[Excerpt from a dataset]

BEGIN

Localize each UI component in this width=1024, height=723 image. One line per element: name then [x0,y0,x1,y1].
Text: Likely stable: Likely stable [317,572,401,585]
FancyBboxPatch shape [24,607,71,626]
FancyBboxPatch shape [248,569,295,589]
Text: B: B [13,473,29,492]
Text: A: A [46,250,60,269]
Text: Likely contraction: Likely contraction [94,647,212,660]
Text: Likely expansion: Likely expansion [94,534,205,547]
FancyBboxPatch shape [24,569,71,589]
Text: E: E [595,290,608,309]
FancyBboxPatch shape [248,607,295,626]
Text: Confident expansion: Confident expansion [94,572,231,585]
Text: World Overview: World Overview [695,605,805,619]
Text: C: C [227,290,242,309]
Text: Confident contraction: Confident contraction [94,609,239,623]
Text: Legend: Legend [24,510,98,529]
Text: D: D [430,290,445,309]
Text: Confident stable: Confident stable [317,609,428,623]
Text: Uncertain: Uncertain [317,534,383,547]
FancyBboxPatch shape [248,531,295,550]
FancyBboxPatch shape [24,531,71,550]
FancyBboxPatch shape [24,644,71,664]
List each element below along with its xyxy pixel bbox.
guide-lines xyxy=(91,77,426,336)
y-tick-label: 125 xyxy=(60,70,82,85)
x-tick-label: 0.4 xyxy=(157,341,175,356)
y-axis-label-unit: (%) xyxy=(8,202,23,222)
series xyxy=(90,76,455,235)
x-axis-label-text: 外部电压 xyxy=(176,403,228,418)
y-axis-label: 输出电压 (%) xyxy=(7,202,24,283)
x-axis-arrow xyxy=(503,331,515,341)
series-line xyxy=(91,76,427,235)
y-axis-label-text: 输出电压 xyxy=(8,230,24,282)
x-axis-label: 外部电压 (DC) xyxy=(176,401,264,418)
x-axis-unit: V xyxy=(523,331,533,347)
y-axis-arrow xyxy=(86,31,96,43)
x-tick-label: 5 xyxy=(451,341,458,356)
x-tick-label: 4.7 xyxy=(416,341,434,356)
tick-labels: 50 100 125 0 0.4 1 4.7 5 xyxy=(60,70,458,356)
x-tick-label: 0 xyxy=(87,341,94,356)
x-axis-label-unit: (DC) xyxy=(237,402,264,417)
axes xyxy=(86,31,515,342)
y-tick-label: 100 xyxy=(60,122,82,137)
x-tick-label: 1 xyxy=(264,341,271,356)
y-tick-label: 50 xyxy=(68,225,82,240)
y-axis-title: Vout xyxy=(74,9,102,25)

END

__What is being asked__. Write out all the rows again, renaming "FancyBboxPatch" to "RoundedBox" wherever it appears and keeping everything else the same.

__Expected answer__.
Localize each UI component in this width=1024, height=723 image. One line per element: name then [x0,y0,x1,y1].
Text: Likely stable: Likely stable [317,572,401,585]
RoundedBox shape [24,607,71,626]
RoundedBox shape [248,569,295,589]
Text: B: B [13,473,29,492]
Text: A: A [46,250,60,269]
Text: Likely contraction: Likely contraction [94,647,212,660]
Text: Likely expansion: Likely expansion [94,534,205,547]
RoundedBox shape [24,569,71,589]
Text: E: E [595,290,608,309]
RoundedBox shape [248,607,295,626]
Text: Confident expansion: Confident expansion [94,572,231,585]
Text: World Overview: World Overview [695,605,805,619]
Text: C: C [227,290,242,309]
Text: Confident contraction: Confident contraction [94,609,239,623]
Text: Legend: Legend [24,510,98,529]
Text: D: D [430,290,445,309]
Text: Confident stable: Confident stable [317,609,428,623]
Text: Uncertain: Uncertain [317,534,383,547]
RoundedBox shape [248,531,295,550]
RoundedBox shape [24,531,71,550]
RoundedBox shape [24,644,71,664]
List each element below along with its xyxy pixel bbox.
guide-lines xyxy=(91,77,426,336)
y-tick-label: 125 xyxy=(60,70,82,85)
x-tick-label: 0.4 xyxy=(157,341,175,356)
y-axis-label-unit: (%) xyxy=(8,202,23,222)
series xyxy=(90,76,455,235)
x-axis-label-text: 外部电压 xyxy=(176,403,228,418)
y-axis-label: 输出电压 (%) xyxy=(7,202,24,283)
x-axis-arrow xyxy=(503,331,515,341)
series-line xyxy=(91,76,427,235)
y-axis-label-text: 输出电压 xyxy=(8,230,24,282)
x-axis-label: 外部电压 (DC) xyxy=(176,401,264,418)
x-axis-unit: V xyxy=(523,331,533,347)
y-axis-arrow xyxy=(86,31,96,43)
x-tick-label: 5 xyxy=(451,341,458,356)
x-tick-label: 4.7 xyxy=(416,341,434,356)
tick-labels: 50 100 125 0 0.4 1 4.7 5 xyxy=(60,70,458,356)
x-tick-label: 0 xyxy=(87,341,94,356)
x-axis-label-unit: (DC) xyxy=(237,402,264,417)
axes xyxy=(86,31,515,342)
y-tick-label: 100 xyxy=(60,122,82,137)
x-tick-label: 1 xyxy=(264,341,271,356)
y-tick-label: 50 xyxy=(68,225,82,240)
y-axis-title: Vout xyxy=(74,9,102,25)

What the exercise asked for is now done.